## TASK DETAILS
Provide only the number of lines in the records below that include "Maguire".
====== DATA EXTRACT
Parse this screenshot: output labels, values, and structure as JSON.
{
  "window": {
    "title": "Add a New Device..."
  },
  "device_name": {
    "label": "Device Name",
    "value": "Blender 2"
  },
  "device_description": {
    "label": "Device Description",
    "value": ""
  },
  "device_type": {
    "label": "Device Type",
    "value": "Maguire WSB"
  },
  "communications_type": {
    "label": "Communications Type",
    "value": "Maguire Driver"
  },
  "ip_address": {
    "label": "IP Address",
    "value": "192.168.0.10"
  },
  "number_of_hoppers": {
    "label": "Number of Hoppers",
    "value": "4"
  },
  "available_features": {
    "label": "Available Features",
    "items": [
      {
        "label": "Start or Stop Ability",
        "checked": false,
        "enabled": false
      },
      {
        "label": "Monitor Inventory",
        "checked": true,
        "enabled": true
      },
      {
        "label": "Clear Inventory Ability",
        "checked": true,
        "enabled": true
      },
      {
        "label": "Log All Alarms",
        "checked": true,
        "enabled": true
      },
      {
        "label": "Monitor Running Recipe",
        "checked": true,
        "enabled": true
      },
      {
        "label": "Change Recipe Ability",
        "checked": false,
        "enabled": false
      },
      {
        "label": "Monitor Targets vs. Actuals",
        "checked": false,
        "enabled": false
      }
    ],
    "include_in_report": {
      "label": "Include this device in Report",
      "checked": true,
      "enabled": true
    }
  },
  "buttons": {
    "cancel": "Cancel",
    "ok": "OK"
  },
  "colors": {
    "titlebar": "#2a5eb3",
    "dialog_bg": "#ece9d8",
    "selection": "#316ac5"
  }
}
============
## EXPECTED ANSWER
2